## Exercise brief
Skip the pictures. Repeat everything else in the records word for word.

===== Dataset content =====

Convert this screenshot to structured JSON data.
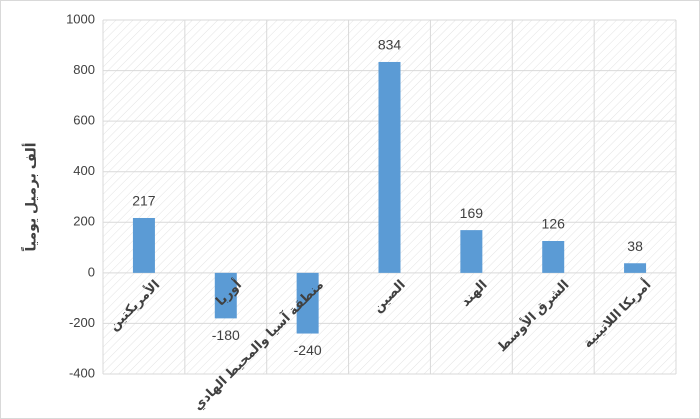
{
  "chart_data": {
    "type": "bar",
    "y_label": "ألف برميل يومياً",
    "categories": [
      "الأمريكتين",
      "أوربا",
      "منطقة آسيا والمحيط الهادي",
      "الصين",
      "الهند",
      "الشرق الأوسط",
      "أمريكا اللاتينية"
    ],
    "values": [
      217,
      -180,
      -240,
      834,
      169,
      126,
      38
    ],
    "color": "#5b9bd5",
    "ylim": [
      -400,
      1000
    ],
    "yticks": [
      -400,
      -200,
      0,
      200,
      400,
      600,
      800,
      1000
    ],
    "grid": true
  }
}
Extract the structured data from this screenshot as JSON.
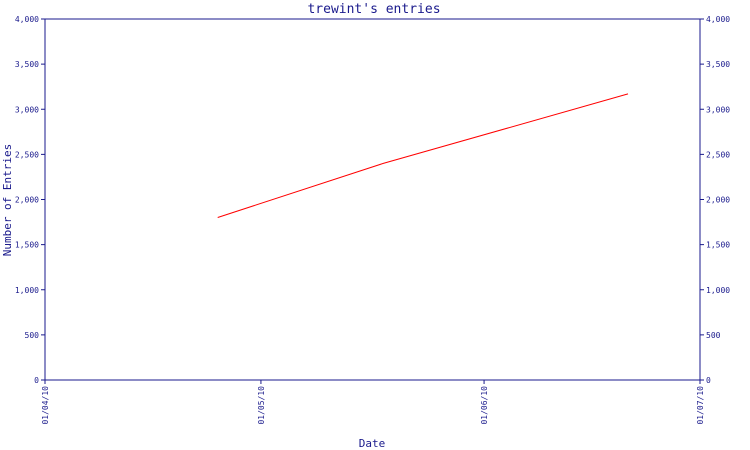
{
  "chart_data": {
    "type": "line",
    "title": "trewint's entries",
    "xlabel": "Date",
    "ylabel": "Number of Entries",
    "ylim": [
      0,
      4000
    ],
    "y_ticks": [
      0,
      500,
      1000,
      1500,
      2000,
      2500,
      3000,
      3500,
      4000
    ],
    "y_tick_labels": [
      "0",
      "500",
      "1,000",
      "1,500",
      "2,000",
      "2,500",
      "3,000",
      "3,500",
      "4,000"
    ],
    "xlim": [
      "2010-04-01",
      "2010-07-01"
    ],
    "x_ticks": [
      "2010-04-01",
      "2010-05-01",
      "2010-06-01",
      "2010-07-01"
    ],
    "x_tick_labels": [
      "01/04/10",
      "01/05/10",
      "01/06/10",
      "01/07/10"
    ],
    "right_axis": true,
    "grid": false,
    "series": [
      {
        "color": "#ff0000",
        "points": [
          {
            "x": "2010-04-25",
            "y": 1800
          },
          {
            "x": "2010-05-18",
            "y": 2400
          },
          {
            "x": "2010-06-21",
            "y": 3170
          }
        ]
      }
    ]
  }
}
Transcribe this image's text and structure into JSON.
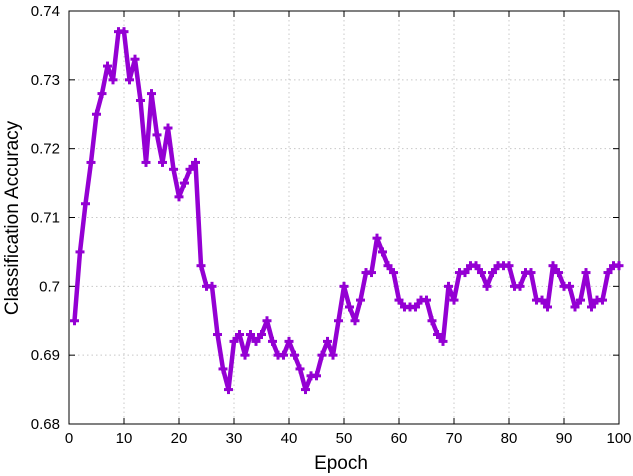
{
  "chart_data": {
    "type": "line",
    "xlabel": "Epoch",
    "ylabel": "Classification Accuracy",
    "xlim": [
      0,
      100
    ],
    "ylim": [
      0.68,
      0.74
    ],
    "x_ticks": [
      "0",
      "10",
      "20",
      "30",
      "40",
      "50",
      "60",
      "70",
      "80",
      "90",
      "100"
    ],
    "y_ticks": [
      "0.68",
      "0.69",
      "0.7",
      "0.71",
      "0.72",
      "0.73",
      "0.74"
    ],
    "grid": true,
    "series": [
      {
        "color": "#9400d3",
        "marker": "plus",
        "x": [
          1,
          2,
          3,
          4,
          5,
          6,
          7,
          8,
          9,
          10,
          11,
          12,
          13,
          14,
          15,
          16,
          17,
          18,
          19,
          20,
          21,
          22,
          23,
          24,
          25,
          26,
          27,
          28,
          29,
          30,
          31,
          32,
          33,
          34,
          35,
          36,
          37,
          38,
          39,
          40,
          41,
          42,
          43,
          44,
          45,
          46,
          47,
          48,
          49,
          50,
          51,
          52,
          53,
          54,
          55,
          56,
          57,
          58,
          59,
          60,
          61,
          62,
          63,
          64,
          65,
          66,
          67,
          68,
          69,
          70,
          71,
          72,
          73,
          74,
          75,
          76,
          77,
          78,
          79,
          80,
          81,
          82,
          83,
          84,
          85,
          86,
          87,
          88,
          89,
          90,
          91,
          92,
          93,
          94,
          95,
          96,
          97,
          98,
          99,
          100
        ],
        "values": [
          0.695,
          0.705,
          0.712,
          0.718,
          0.725,
          0.728,
          0.732,
          0.73,
          0.737,
          0.737,
          0.73,
          0.733,
          0.727,
          0.718,
          0.728,
          0.722,
          0.718,
          0.723,
          0.717,
          0.713,
          0.715,
          0.717,
          0.718,
          0.703,
          0.7,
          0.7,
          0.693,
          0.688,
          0.685,
          0.692,
          0.693,
          0.69,
          0.693,
          0.692,
          0.693,
          0.695,
          0.692,
          0.69,
          0.69,
          0.692,
          0.69,
          0.688,
          0.685,
          0.687,
          0.687,
          0.69,
          0.692,
          0.69,
          0.695,
          0.7,
          0.697,
          0.695,
          0.698,
          0.702,
          0.702,
          0.707,
          0.705,
          0.703,
          0.702,
          0.698,
          0.697,
          0.697,
          0.697,
          0.698,
          0.698,
          0.695,
          0.693,
          0.692,
          0.7,
          0.698,
          0.702,
          0.702,
          0.703,
          0.703,
          0.702,
          0.7,
          0.702,
          0.703,
          0.703,
          0.703,
          0.7,
          0.7,
          0.702,
          0.702,
          0.698,
          0.698,
          0.697,
          0.703,
          0.702,
          0.7,
          0.7,
          0.697,
          0.698,
          0.702,
          0.697,
          0.698,
          0.698,
          0.702,
          0.703,
          0.703
        ]
      }
    ]
  }
}
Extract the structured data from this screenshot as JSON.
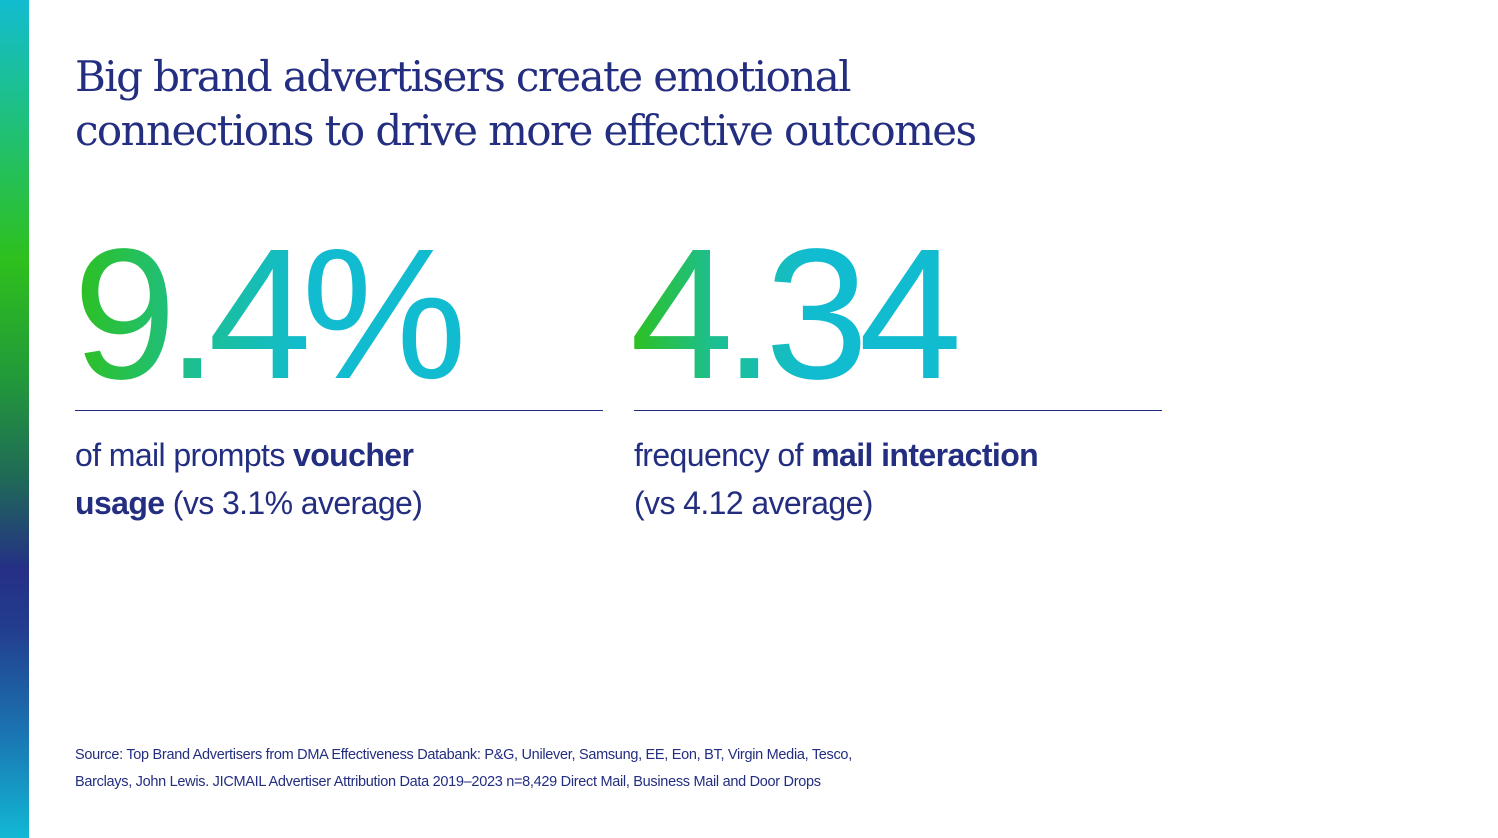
{
  "headline": {
    "line1": "Big brand advertisers create emotional",
    "line2": "connections to drive more effective outcomes"
  },
  "stats": [
    {
      "value": "9.4%",
      "text_before": "of mail prompts ",
      "bold_line1": "voucher",
      "bold_line2": "usage",
      "text_after": " (vs 3.1% average)"
    },
    {
      "value": "4.34",
      "text_before": "frequency of ",
      "bold": "mail interaction",
      "text_after": "(vs 4.12 average)"
    }
  ],
  "source": {
    "line1": "Source: Top Brand Advertisers from DMA Effectiveness Databank: P&G, Unilever, Samsung, EE, Eon, BT, Virgin Media, Tesco,",
    "line2": "Barclays, John Lewis. JICMAIL Advertiser Attribution Data 2019–2023 n=8,429 Direct Mail, Business Mail and Door Drops"
  },
  "colors": {
    "navy": "#232e80",
    "green": "#2ec01d",
    "cyan": "#12bcd0",
    "background": "#ffffff"
  }
}
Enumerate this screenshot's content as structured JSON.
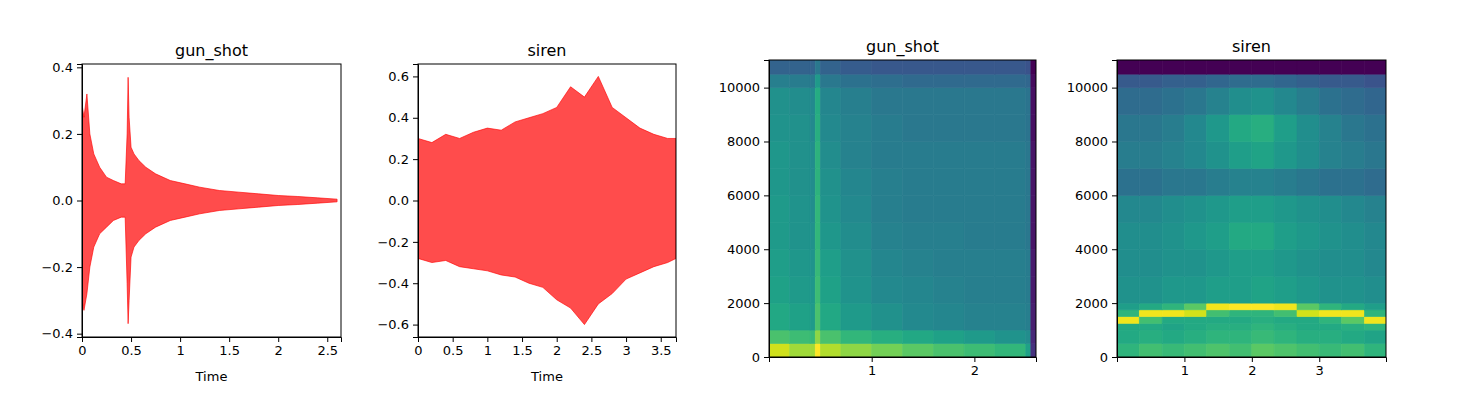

=====

## Output below
Convert this screenshot to structured JSON data.
{
  "chart_data": {
    "type": "bar",
    "y_label": "ألف برميل يومياً",
    "categories": [
      "الأمريكتين",
      "أوربا",
      "منطقة آسيا والمحيط الهادي",
      "الصين",
      "الهند",
      "الشرق الأوسط",
      "أمريكا اللاتينية"
    ],
    "values": [
      217,
      -180,
      -240,
      834,
      169,
      126,
      38
    ],
    "color": "#5b9bd5",
    "ylim": [
      -400,
      1000
    ],
    "yticks": [
      -400,
      -200,
      0,
      200,
      400,
      600,
      800,
      1000
    ],
    "grid": true
  }
}
Extract the structured data from this screenshot as JSON.
{
  "chart_data": {
    "type": "line",
    "title": "trewint's entries",
    "xlabel": "Date",
    "ylabel": "Number of Entries",
    "ylim": [
      0,
      4000
    ],
    "y_ticks": [
      0,
      500,
      1000,
      1500,
      2000,
      2500,
      3000,
      3500,
      4000
    ],
    "y_tick_labels": [
      "0",
      "500",
      "1,000",
      "1,500",
      "2,000",
      "2,500",
      "3,000",
      "3,500",
      "4,000"
    ],
    "xlim": [
      "2010-04-01",
      "2010-07-01"
    ],
    "x_ticks": [
      "2010-04-01",
      "2010-05-01",
      "2010-06-01",
      "2010-07-01"
    ],
    "x_tick_labels": [
      "01/04/10",
      "01/05/10",
      "01/06/10",
      "01/07/10"
    ],
    "right_axis": true,
    "grid": false,
    "series": [
      {
        "color": "#ff0000",
        "points": [
          {
            "x": "2010-04-25",
            "y": 1800
          },
          {
            "x": "2010-05-18",
            "y": 2400
          },
          {
            "x": "2010-06-21",
            "y": 3170
          }
        ]
      }
    ]
  }
}
Transcribe this image's text and structure into JSON.
{
  "chart_data": {
    "type": "line",
    "xlabel": "Epoch",
    "ylabel": "Classification Accuracy",
    "xlim": [
      0,
      100
    ],
    "ylim": [
      0.68,
      0.74
    ],
    "x_ticks": [
      "0",
      "10",
      "20",
      "30",
      "40",
      "50",
      "60",
      "70",
      "80",
      "90",
      "100"
    ],
    "y_ticks": [
      "0.68",
      "0.69",
      "0.7",
      "0.71",
      "0.72",
      "0.73",
      "0.74"
    ],
    "grid": true,
    "series": [
      {
        "color": "#9400d3",
        "marker": "plus",
        "x": [
          1,
          2,
          3,
          4,
          5,
          6,
          7,
          8,
          9,
          10,
          11,
          12,
          13,
          14,
          15,
          16,
          17,
          18,
          19,
          20,
          21,
          22,
          23,
          24,
          25,
          26,
          27,
          28,
          29,
          30,
          31,
          32,
          33,
          34,
          35,
          36,
          37,
          38,
          39,
          40,
          41,
          42,
          43,
          44,
          45,
          46,
          47,
          48,
          49,
          50,
          51,
          52,
          53,
          54,
          55,
          56,
          57,
          58,
          59,
          60,
          61,
          62,
          63,
          64,
          65,
          66,
          67,
          68,
          69,
          70,
          71,
          72,
          73,
          74,
          75,
          76,
          77,
          78,
          79,
          80,
          81,
          82,
          83,
          84,
          85,
          86,
          87,
          88,
          89,
          90,
          91,
          92,
          93,
          94,
          95,
          96,
          97,
          98,
          99,
          100
        ],
        "values": [
          0.695,
          0.705,
          0.712,
          0.718,
          0.725,
          0.728,
          0.732,
          0.73,
          0.737,
          0.737,
          0.73,
          0.733,
          0.727,
          0.718,
          0.728,
          0.722,
          0.718,
          0.723,
          0.717,
          0.713,
          0.715,
          0.717,
          0.718,
          0.703,
          0.7,
          0.7,
          0.693,
          0.688,
          0.685,
          0.692,
          0.693,
          0.69,
          0.693,
          0.692,
          0.693,
          0.695,
          0.692,
          0.69,
          0.69,
          0.692,
          0.69,
          0.688,
          0.685,
          0.687,
          0.687,
          0.69,
          0.692,
          0.69,
          0.695,
          0.7,
          0.697,
          0.695,
          0.698,
          0.702,
          0.702,
          0.707,
          0.705,
          0.703,
          0.702,
          0.698,
          0.697,
          0.697,
          0.697,
          0.698,
          0.698,
          0.695,
          0.693,
          0.692,
          0.7,
          0.698,
          0.702,
          0.702,
          0.703,
          0.703,
          0.702,
          0.7,
          0.702,
          0.703,
          0.703,
          0.703,
          0.7,
          0.7,
          0.702,
          0.702,
          0.698,
          0.698,
          0.697,
          0.703,
          0.702,
          0.7,
          0.7,
          0.697,
          0.698,
          0.702,
          0.697,
          0.698,
          0.698,
          0.702,
          0.703,
          0.703
        ]
      }
    ]
  }
}
Extract the structured data from this screenshot as JSON.
{
  "headline": {
    "line1": "Big brand advertisers create emotional",
    "line2": "connections to drive more effective outcomes"
  },
  "stats": [
    {
      "value": "9.4%",
      "text_before": "of mail prompts ",
      "bold_line1": "voucher",
      "bold_line2": "usage",
      "text_after": " (vs 3.1% average)"
    },
    {
      "value": "4.34",
      "text_before": "frequency of ",
      "bold": "mail interaction",
      "text_after": "(vs 4.12 average)"
    }
  ],
  "source": {
    "line1": "Source: Top Brand Advertisers from DMA Effectiveness Databank: P&G, Unilever, Samsung, EE, Eon, BT, Virgin Media, Tesco,",
    "line2": "Barclays, John Lewis. JICMAIL Advertiser Attribution Data 2019–2023 n=8,429 Direct Mail, Business Mail and Door Drops"
  },
  "colors": {
    "navy": "#232e80",
    "green": "#2ec01d",
    "cyan": "#12bcd0",
    "background": "#ffffff"
  }
}
Enumerate this screenshot's content as structured JSON.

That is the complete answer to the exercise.